O que fazer:
1. Segundo o texto extraído, o que levou o Sporting à antecipação das receitas dos direitos televisivos e a operações de Factoring sobre as transferências de jogadores? Responda em uma a três frases.
2. As afirmações seguintes concordam com o texto extraído? (a) A amortização de dívida bancária totalizou cerca de 23.3 M€. (b) A reestruturação financeira foi concluída em 2019. (c) A renegociação de 2019 aumentou as percentagens de amortização obrigatória. Responda sim ou não a cada uma e cite as palavras do texto que decidem.

Texto extraído:
>>>

Começo a análise do Relatório e Contas (R&C) da época de 2019/20 por um facto relevante: a amortização de dívida bancária no total de cerca de 23.3 M€.

A reestruturação financeira concluída em 2014, em que a Sporting SAD comprometeu-se a:

  1. fazer reembolsos antecipados à dívida bancária,
  2. a criar “contas reserva” para fazer face à compra das famosas VMOC.

E que em 2019 teve uma revisão das condições aí contratadas, pois essas amortizações e reservas tinham certas regras, que foram renegociadas pela atual direção, aliviando as percentagens de “retenção” e de amortização obrigatória, mas que, no entanto, continuam a asfixiar financeiramente a SAD. Foram 23.3 M€ entregues à banca, não porque a SAD nade em dinheiro, mas por obrigação, o que me leva a perguntar onde anda a prometida reestruturação financeira feita durante a campanha eleitoral? Não a que foi “vendida” aos Sócios em 2019 e que consta no R&C, mas sim a que redefine a vida financeira presente e futura.

Pergunta: por que é que foi “rasgada” a reestruturação financeira negociada pela antiga direção? Foi porque arranjaram uma alternativa melhor? Não.

  • Factoring dos direitos de TV e das alienações de jogadores

A opção desta Administração de não prosseguir com a reestruturação financeira anteriormente acordada, tal como estava negociada, ou em moldes semelhantes, com um haircut na dívida e novas linhas de financiamento, com novas condições e prazos, empurraram o Sporting para a antecipação das receitas dos direitos televisivos dos jogos do Campeonato, e da distribuição da SportingTV, bem como para operações de Factoring sobre recebimentos das transferências de jogadores.

Na página 143, na Nota 21. Financiamentos Obtidos temos o quadro que revela a antecipação de receitas dos direitos televisivos, por recurso ao Factoring/Titularização de Créditos, com o detalhe que está na imagem seguinte.

Embora sem grande enfase e quase parecendo uma nota de rodapé, fica evidente que a Administração já antecipou tudo o que havia a receber do “recorde de vendas de jogadores”, o que será visível na análise aos Fluxos de Tesouraria, e ainda mais importante para a análise das necessidades para a próxima época de 20/21.

<<<

Dados disponíveis:

>>>

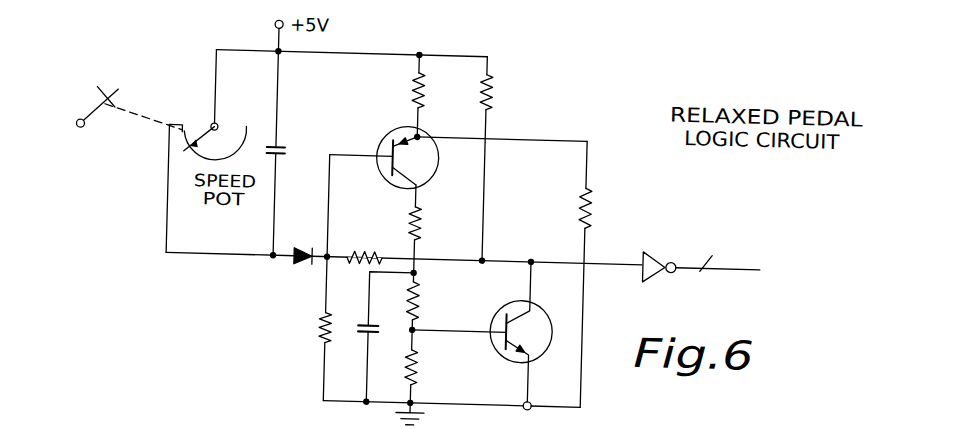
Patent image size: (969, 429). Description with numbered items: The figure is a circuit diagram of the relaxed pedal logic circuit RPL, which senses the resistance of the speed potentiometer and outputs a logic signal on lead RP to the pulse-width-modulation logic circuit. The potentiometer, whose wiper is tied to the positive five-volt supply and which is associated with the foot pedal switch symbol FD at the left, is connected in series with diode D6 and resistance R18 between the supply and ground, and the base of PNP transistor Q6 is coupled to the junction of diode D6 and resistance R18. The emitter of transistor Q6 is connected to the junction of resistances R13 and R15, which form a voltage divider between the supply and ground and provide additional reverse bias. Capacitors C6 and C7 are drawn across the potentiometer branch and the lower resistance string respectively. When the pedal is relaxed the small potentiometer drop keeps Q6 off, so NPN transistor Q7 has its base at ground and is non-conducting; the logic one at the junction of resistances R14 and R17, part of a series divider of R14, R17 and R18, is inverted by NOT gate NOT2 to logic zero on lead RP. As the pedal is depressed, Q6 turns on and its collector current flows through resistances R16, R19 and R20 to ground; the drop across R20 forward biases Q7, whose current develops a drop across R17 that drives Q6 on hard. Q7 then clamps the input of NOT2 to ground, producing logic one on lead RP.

<<<

Resoluções comentadas:
1. Foi a opção da Administração de não prosseguir com a reestruturação financeira anteriormente acordada, nem em moldes semelhantes. Essa reestruturação previa um haircut na dívida e novas linhas de financiamento, com novas condições e prazos.

2.
(a) Sim: «a amortização de dívida bancária no total de cerca de 23.3 M€».
(b) Não: «A reestruturação financeira concluída em 2014».
(c) Não: «aliviando as percentagens de “retenção” e de amortização obrigatória».